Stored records
==================================================
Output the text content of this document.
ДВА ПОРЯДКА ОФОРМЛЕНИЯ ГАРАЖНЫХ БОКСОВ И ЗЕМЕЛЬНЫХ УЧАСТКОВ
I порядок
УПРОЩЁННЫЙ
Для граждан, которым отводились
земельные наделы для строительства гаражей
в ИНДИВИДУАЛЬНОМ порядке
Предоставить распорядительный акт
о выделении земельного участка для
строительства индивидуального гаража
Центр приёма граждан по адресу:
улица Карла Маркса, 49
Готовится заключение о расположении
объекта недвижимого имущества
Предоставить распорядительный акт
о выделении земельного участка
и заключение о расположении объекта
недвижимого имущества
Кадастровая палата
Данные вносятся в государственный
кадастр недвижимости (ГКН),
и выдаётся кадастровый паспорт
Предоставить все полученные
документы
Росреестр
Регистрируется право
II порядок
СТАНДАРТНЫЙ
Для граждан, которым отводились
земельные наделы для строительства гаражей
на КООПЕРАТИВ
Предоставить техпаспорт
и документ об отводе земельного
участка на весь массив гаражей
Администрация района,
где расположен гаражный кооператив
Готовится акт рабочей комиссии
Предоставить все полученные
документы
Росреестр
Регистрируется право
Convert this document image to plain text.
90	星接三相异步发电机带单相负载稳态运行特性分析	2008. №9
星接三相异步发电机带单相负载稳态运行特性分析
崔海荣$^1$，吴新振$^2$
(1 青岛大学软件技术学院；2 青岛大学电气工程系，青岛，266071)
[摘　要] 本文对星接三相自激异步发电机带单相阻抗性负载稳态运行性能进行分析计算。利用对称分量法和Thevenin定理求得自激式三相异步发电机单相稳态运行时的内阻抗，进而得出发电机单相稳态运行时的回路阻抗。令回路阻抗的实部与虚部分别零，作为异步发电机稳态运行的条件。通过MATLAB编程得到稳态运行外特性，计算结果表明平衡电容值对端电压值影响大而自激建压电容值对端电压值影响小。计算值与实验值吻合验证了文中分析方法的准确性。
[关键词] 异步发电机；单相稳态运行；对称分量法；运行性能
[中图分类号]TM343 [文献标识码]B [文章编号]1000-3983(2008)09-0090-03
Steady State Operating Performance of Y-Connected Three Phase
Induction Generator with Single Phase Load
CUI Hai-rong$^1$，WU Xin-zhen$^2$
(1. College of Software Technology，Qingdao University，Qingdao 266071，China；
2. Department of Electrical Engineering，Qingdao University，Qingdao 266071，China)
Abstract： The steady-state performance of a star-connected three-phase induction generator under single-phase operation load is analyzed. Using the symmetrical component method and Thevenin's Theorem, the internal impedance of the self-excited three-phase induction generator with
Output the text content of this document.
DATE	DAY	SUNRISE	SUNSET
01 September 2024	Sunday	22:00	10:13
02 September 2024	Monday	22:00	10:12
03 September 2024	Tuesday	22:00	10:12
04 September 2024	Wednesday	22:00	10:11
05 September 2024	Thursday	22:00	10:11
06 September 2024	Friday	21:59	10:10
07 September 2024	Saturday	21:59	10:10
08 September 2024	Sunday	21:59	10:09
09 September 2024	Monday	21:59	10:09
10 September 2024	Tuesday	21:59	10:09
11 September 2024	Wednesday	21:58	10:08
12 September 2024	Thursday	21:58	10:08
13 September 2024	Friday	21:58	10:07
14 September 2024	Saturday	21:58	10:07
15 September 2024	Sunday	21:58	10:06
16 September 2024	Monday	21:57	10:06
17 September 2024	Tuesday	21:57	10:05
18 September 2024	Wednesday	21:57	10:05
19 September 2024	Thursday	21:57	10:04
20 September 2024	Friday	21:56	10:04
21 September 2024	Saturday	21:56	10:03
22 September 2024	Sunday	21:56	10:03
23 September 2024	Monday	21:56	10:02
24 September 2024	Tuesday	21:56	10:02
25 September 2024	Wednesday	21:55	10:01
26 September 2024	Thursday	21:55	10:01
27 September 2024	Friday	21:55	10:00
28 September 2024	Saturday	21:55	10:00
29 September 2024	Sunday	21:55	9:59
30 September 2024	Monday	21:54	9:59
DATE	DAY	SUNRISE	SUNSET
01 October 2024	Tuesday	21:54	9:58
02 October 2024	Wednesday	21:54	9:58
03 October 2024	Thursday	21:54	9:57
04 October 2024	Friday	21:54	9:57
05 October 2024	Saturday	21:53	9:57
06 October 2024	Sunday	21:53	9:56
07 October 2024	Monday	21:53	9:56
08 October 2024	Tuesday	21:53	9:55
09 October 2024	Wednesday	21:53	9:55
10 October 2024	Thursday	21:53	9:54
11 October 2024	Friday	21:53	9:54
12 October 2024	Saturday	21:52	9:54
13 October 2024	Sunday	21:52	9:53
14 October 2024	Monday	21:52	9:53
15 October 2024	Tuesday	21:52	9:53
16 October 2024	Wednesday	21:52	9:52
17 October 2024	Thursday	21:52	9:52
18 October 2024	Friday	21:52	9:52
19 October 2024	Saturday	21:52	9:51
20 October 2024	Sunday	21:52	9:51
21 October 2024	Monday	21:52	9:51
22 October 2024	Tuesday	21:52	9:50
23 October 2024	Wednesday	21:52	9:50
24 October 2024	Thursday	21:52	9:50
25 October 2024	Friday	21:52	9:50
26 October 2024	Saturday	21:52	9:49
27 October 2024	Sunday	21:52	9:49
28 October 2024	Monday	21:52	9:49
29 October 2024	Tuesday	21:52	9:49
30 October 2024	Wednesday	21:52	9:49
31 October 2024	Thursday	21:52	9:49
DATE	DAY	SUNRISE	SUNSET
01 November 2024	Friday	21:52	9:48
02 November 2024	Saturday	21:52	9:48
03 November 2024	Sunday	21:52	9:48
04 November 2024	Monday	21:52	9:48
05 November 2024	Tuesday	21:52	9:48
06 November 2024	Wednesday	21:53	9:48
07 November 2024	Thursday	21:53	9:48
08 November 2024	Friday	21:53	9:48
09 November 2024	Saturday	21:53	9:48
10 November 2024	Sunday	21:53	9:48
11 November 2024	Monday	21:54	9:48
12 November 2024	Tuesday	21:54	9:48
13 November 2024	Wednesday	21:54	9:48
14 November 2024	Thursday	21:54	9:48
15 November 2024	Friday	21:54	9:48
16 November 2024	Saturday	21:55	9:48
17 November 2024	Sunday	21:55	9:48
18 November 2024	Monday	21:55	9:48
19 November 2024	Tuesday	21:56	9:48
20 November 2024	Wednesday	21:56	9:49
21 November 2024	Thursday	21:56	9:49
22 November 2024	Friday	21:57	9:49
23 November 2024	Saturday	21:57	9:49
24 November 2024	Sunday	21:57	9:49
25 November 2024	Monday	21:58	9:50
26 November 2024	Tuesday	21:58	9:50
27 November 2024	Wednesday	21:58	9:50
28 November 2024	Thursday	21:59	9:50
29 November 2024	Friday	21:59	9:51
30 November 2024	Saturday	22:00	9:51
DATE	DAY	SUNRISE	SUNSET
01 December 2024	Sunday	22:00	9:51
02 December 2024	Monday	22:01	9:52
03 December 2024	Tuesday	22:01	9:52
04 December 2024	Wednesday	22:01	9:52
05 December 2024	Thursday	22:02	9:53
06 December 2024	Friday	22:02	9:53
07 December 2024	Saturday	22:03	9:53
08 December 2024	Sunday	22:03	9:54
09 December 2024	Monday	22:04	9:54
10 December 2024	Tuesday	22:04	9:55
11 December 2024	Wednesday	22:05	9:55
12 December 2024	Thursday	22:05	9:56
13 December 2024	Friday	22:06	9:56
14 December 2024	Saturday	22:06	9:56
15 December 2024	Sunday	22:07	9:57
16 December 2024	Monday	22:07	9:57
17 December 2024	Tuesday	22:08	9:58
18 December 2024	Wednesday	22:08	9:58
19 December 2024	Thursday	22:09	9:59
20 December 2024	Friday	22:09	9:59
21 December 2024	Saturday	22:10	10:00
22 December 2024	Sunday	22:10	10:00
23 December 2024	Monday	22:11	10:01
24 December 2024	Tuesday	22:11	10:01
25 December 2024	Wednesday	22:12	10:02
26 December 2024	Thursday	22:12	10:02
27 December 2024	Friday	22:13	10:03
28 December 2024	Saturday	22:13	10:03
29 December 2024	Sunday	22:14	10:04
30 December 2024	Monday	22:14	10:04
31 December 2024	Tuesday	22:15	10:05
==================================================
#### PROBLEM TO SOLVE:
Give only the number of lines in the entries that contain "Qingdao".

#### FULL RESPONSE:
2